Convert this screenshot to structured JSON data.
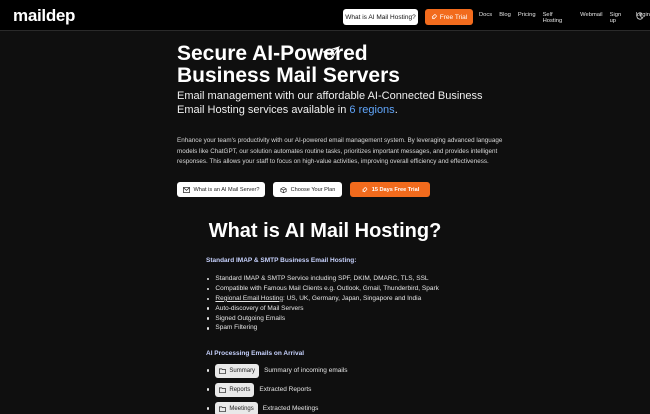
{
  "header": {
    "logo": "maildep",
    "what_button": "What is AI Mail Hosting?",
    "trial_button": "Free Trial",
    "nav": [
      "Docs",
      "Blog",
      "Pricing",
      "Self Hosting",
      "Webmail",
      "Sign up",
      "Login"
    ]
  },
  "hero": {
    "title_line1": "Secure AI-Powered",
    "title_line2": "Business Mail Servers",
    "subtitle_prefix": "Email management with our affordable AI-Connected Business Email Hosting services available in ",
    "subtitle_accent": "6 regions",
    "subtitle_suffix": ".",
    "description": "Enhance your team's productivity with our AI-powered email management system. By leveraging advanced language models like ChatGPT, our solution automates routine tasks, prioritizes important messages, and provides intelligent responses. This allows your staff to focus on high-value activities, improving overall efficiency and effectiveness.",
    "buttons": {
      "what": "What is an AI Mail Server?",
      "plan": "Choose Your Plan",
      "trial": "15 Days Free Trial"
    }
  },
  "section": {
    "title": "What is AI Mail Hosting?",
    "imap_heading": "Standard IMAP & SMTP Business Email Hosting:",
    "features": [
      "Standard IMAP & SMTP Service including SPF, DKIM, DMARC, TLS, SSL",
      "Compatible with Famous Mail Clients e.g. Outlook, Gmail, Thunderbird, Spark",
      "Auto-discovery of Mail Servers",
      "Signed Outgoing Emails",
      "Spam Filtering"
    ],
    "regional_link": "Regional Email Hosting",
    "regional_rest": ": US, UK, Germany, Japan, Singapore and India",
    "ai_heading": "AI Processing Emails on Arrival",
    "ai_items": [
      {
        "chip": "Summary",
        "text": "Summary of incoming emails"
      },
      {
        "chip": "Reports",
        "text": "Extracted Reports"
      },
      {
        "chip": "Meetings",
        "text": "Extracted Meetings"
      }
    ]
  },
  "colors": {
    "background": "#0f0f0f",
    "accent_orange": "#f26b1d",
    "accent_blue": "#60a5fa"
  }
}
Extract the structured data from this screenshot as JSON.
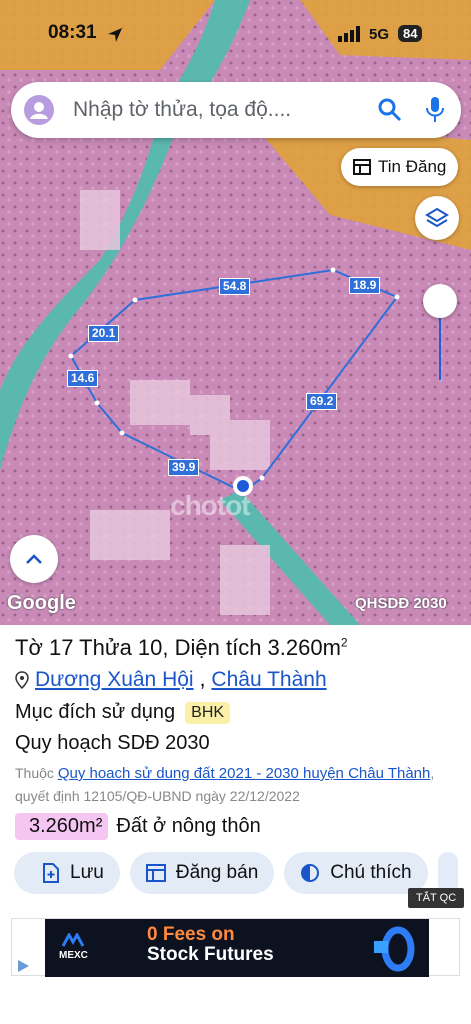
{
  "status_bar": {
    "time": "08:31",
    "network": "5G",
    "battery": "84"
  },
  "search": {
    "placeholder": "Nhập tờ thửa, tọa độ...."
  },
  "map": {
    "tin_dang_label": "Tin Đăng",
    "edge_labels": [
      "54.8",
      "18.9",
      "20.1",
      "14.6",
      "69.2",
      "39.9"
    ],
    "google_label": "Google",
    "layer_label": "QHSDĐ 2030",
    "watermark": "chotot"
  },
  "parcel": {
    "title": "Tờ 17 Thửa 10, Diện tích 3.260m",
    "title_sup": "2",
    "commune": "Dương Xuân Hội",
    "district": "Châu Thành",
    "purpose_label": "Mục đích sử dụng",
    "purpose_code": "BHK",
    "plan_label": "Quy hoạch SDĐ 2030",
    "note_prefix": "Thuộc",
    "note_link": "Quy hoach sử dung đất 2021 - 2030 huyện Châu Thành",
    "note_suffix": ", quyết định 12105/QĐ-UBND ngày 22/12/2022",
    "area_value": "3.260m²",
    "area_type": "Đất ở nông thôn"
  },
  "actions": {
    "save": "Lưu",
    "post": "Đăng bán",
    "legend": "Chú thích"
  },
  "ad": {
    "close_label": "TẮT QC",
    "brand": "MEXC",
    "headline_1": "0 Fees on",
    "headline_2": "Stock Futures"
  },
  "colors": {
    "pink": "#c98ab8",
    "road": "#e0a23a",
    "canal": "#5bb8b0",
    "boundary": "#2f6fd9",
    "link": "#1a56c9"
  }
}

=== Exercise ===
Search the records above for the string "What". Copy every line that contains it.

=== Task output ===
    "what_button": "What is AI Mail Hosting?",
      "what": "What is an AI Mail Server?",
    "title": "What is AI Mail Hosting?",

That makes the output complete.